| What is needed |
The number of lines below that contain the word "amniotic" is all that the answer should hold.

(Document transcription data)
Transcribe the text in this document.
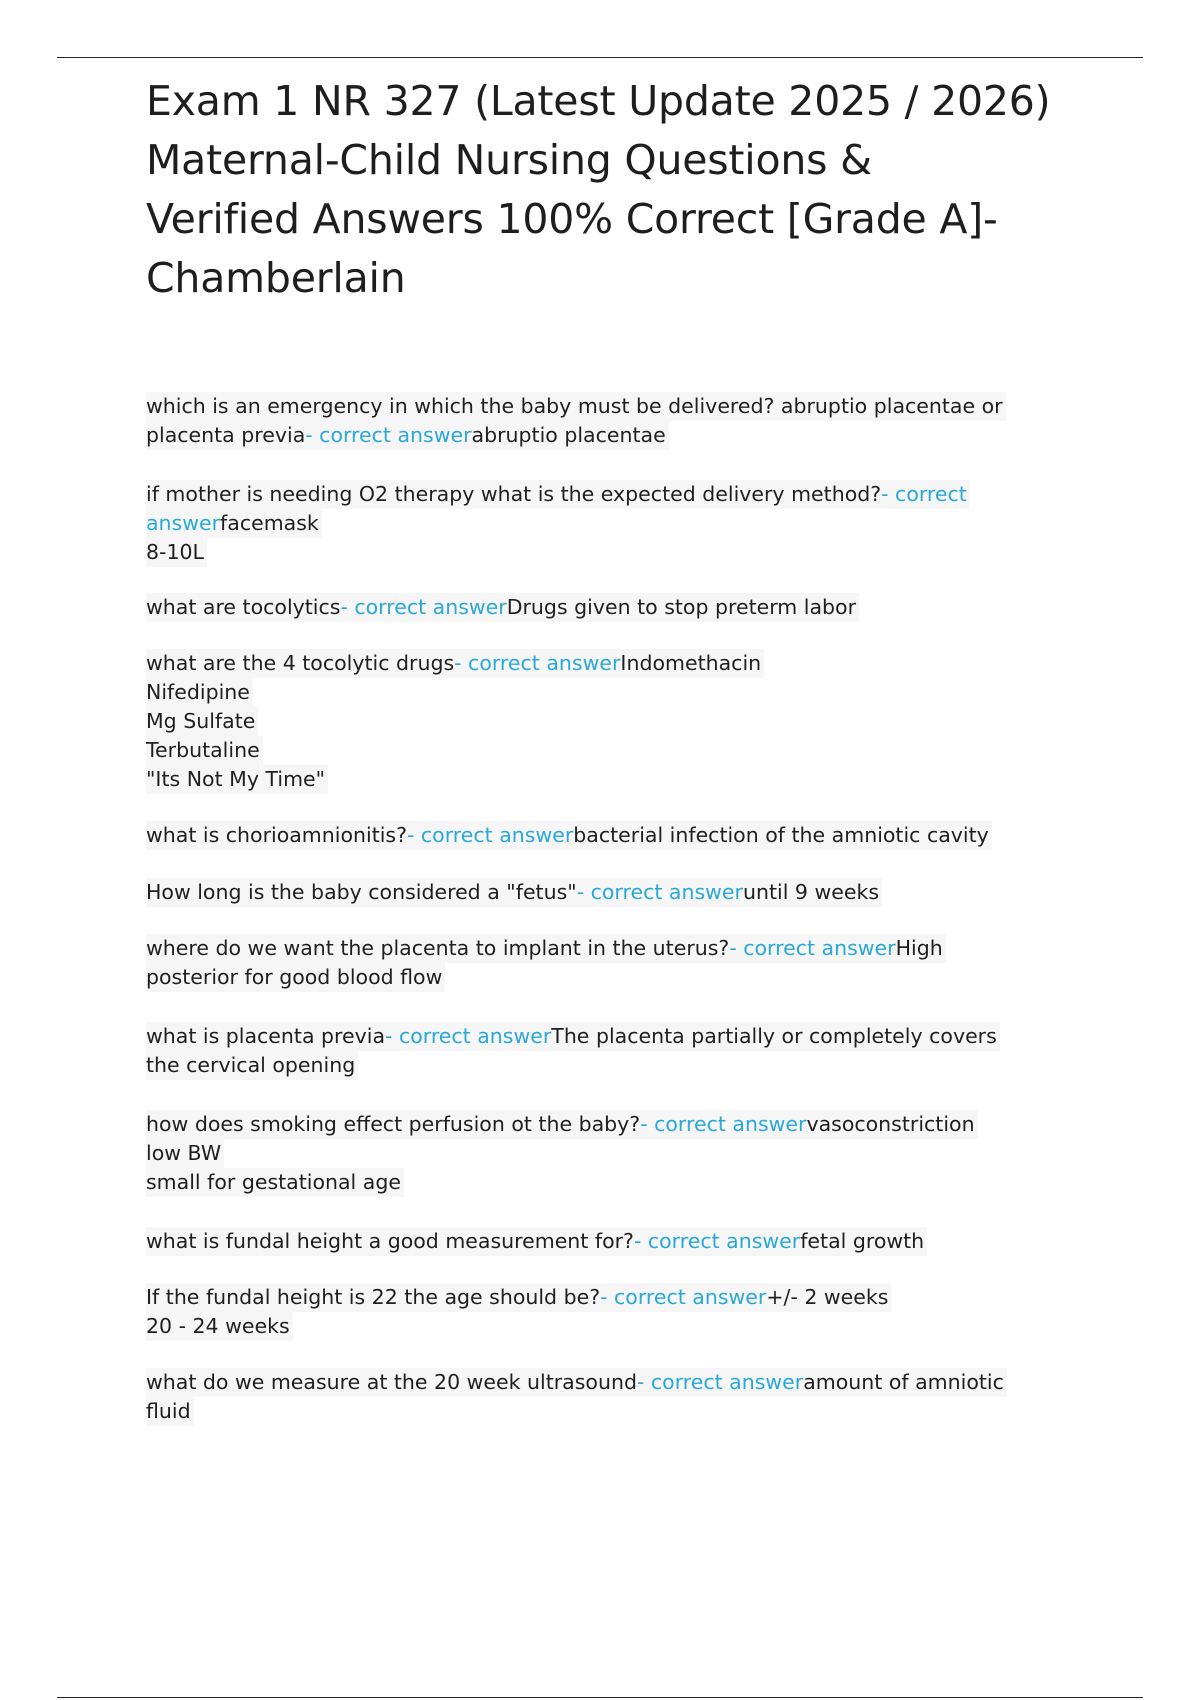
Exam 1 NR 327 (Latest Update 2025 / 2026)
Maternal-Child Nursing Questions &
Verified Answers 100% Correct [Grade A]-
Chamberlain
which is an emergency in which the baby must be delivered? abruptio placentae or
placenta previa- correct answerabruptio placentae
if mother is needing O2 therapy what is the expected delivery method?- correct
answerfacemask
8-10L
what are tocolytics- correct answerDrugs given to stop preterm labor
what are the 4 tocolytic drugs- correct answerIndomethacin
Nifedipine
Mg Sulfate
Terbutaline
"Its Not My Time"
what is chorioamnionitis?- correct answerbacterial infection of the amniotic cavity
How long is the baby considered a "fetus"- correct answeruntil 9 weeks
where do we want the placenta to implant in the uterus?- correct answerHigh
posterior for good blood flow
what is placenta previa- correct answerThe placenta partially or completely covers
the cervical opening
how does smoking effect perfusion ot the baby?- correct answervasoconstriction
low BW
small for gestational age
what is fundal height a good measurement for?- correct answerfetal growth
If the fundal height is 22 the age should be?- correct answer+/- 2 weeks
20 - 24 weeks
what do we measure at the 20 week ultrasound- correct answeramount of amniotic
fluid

| Response to the exercise |
2